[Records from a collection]
☆ ☆ ☆ ☆ ☆
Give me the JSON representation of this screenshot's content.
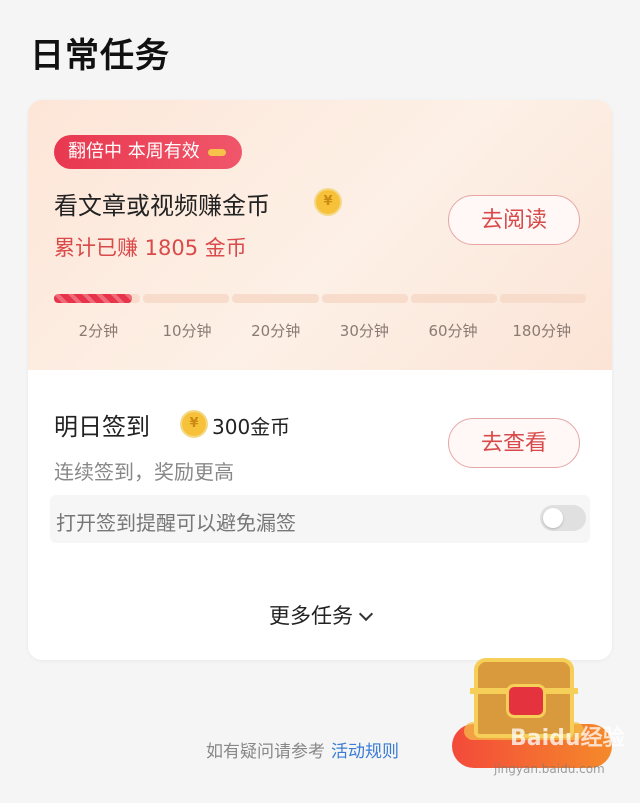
{
  "page": {
    "title": "日常任务"
  },
  "read_task": {
    "badge": "翻倍中 本周有效",
    "title": "看文章或视频赚金币",
    "earned": "累计已赚 1805 金币",
    "button": "去阅读",
    "progress_fraction_of_first_segment": 0.9,
    "ticks": [
      "2分钟",
      "10分钟",
      "20分钟",
      "30分钟",
      "60分钟",
      "180分钟"
    ]
  },
  "signin_task": {
    "title": "明日签到",
    "reward": "300金币",
    "subtitle": "连续签到，奖励更高",
    "button": "去查看",
    "reminder_text": "打开签到提醒可以避免漏签",
    "reminder_on": false
  },
  "more_tasks": {
    "label": "更多任务"
  },
  "footer": {
    "help_text": "如有疑问请参考",
    "help_link": "活动规则"
  },
  "coin_icon_symbol": "¥",
  "watermark": {
    "main": "Baidu经验",
    "sub": "jingyan.baidu.com"
  },
  "colors": {
    "accent_red": "#e8384f",
    "coin_gold": "#f7c23a"
  }
}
☆ ☆ ☆ ☆ ☆
All the material shown above is to be copied exactly, with no pictures carried over.

### Exercise solution
Give me the JSON representation of this screenshot's content.
{
  "page": {
    "title": "日常任务"
  },
  "read_task": {
    "badge": "翻倍中 本周有效",
    "title": "看文章或视频赚金币",
    "earned": "累计已赚 1805 金币",
    "button": "去阅读",
    "progress_fraction_of_first_segment": 0.9,
    "ticks": [
      "2分钟",
      "10分钟",
      "20分钟",
      "30分钟",
      "60分钟",
      "180分钟"
    ]
  },
  "signin_task": {
    "title": "明日签到",
    "reward": "300金币",
    "subtitle": "连续签到，奖励更高",
    "button": "去查看",
    "reminder_text": "打开签到提醒可以避免漏签",
    "reminder_on": false
  },
  "more_tasks": {
    "label": "更多任务"
  },
  "footer": {
    "help_text": "如有疑问请参考",
    "help_link": "活动规则"
  },
  "coin_icon_symbol": "¥",
  "watermark": {
    "main": "Baidu经验",
    "sub": "jingyan.baidu.com"
  },
  "colors": {
    "accent_red": "#e8384f",
    "coin_gold": "#f7c23a"
  }
}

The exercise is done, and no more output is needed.